:: Problem to work on ::
Output all the entries word for word. Omit the pictures.

:: Dataset content ::
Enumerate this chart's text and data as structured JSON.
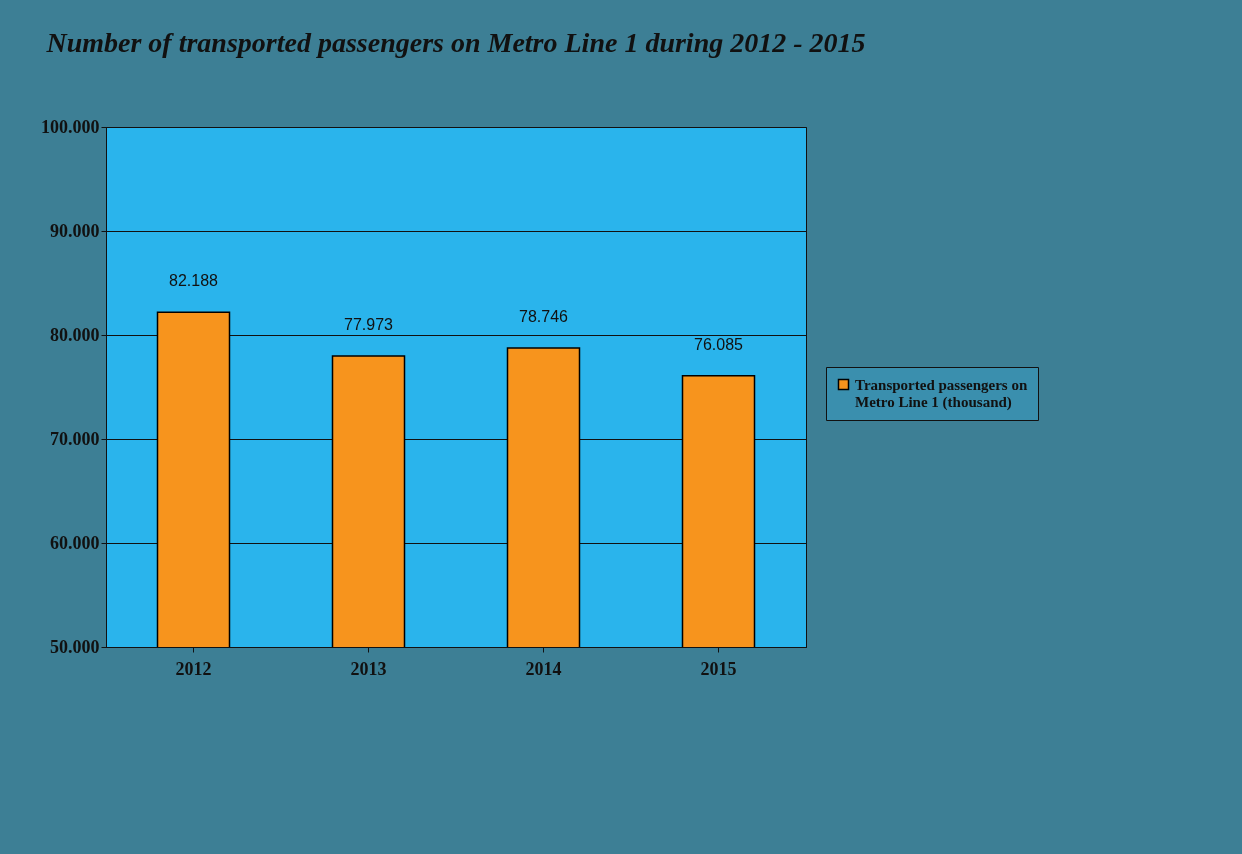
{
  "chart_data": {
    "type": "bar",
    "title": "Number of transported passengers on Metro Line 1 during 2012 - 2015",
    "categories": [
      "2012",
      "2013",
      "2014",
      "2015"
    ],
    "series": [
      {
        "name": "Transported passengers on Metro Line 1 (thousand)",
        "color": "#f7941d",
        "values": [
          82188,
          77973,
          78746,
          76085
        ],
        "value_labels": [
          "82.188",
          "77.973",
          "78.746",
          "76.085"
        ]
      }
    ],
    "ylim": [
      50000,
      100000
    ],
    "yticks": [
      {
        "value": 50000,
        "label": "50.000"
      },
      {
        "value": 60000,
        "label": "60.000"
      },
      {
        "value": 70000,
        "label": "70.000"
      },
      {
        "value": 80000,
        "label": "80.000"
      },
      {
        "value": 90000,
        "label": "90.000"
      },
      {
        "value": 100000,
        "label": "100.000"
      }
    ],
    "grid": "y",
    "legend": "right"
  }
}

:: In response ::
Enumerate this chart's text and data as structured JSON.
{
  "chart_data": {
    "type": "bar",
    "title": "Number of transported passengers on Metro Line 1 during 2012 - 2015",
    "categories": [
      "2012",
      "2013",
      "2014",
      "2015"
    ],
    "series": [
      {
        "name": "Transported passengers on Metro Line 1 (thousand)",
        "color": "#f7941d",
        "values": [
          82188,
          77973,
          78746,
          76085
        ],
        "value_labels": [
          "82.188",
          "77.973",
          "78.746",
          "76.085"
        ]
      }
    ],
    "ylim": [
      50000,
      100000
    ],
    "yticks": [
      {
        "value": 50000,
        "label": "50.000"
      },
      {
        "value": 60000,
        "label": "60.000"
      },
      {
        "value": 70000,
        "label": "70.000"
      },
      {
        "value": 80000,
        "label": "80.000"
      },
      {
        "value": 90000,
        "label": "90.000"
      },
      {
        "value": 100000,
        "label": "100.000"
      }
    ],
    "grid": "y",
    "legend": "right"
  }
}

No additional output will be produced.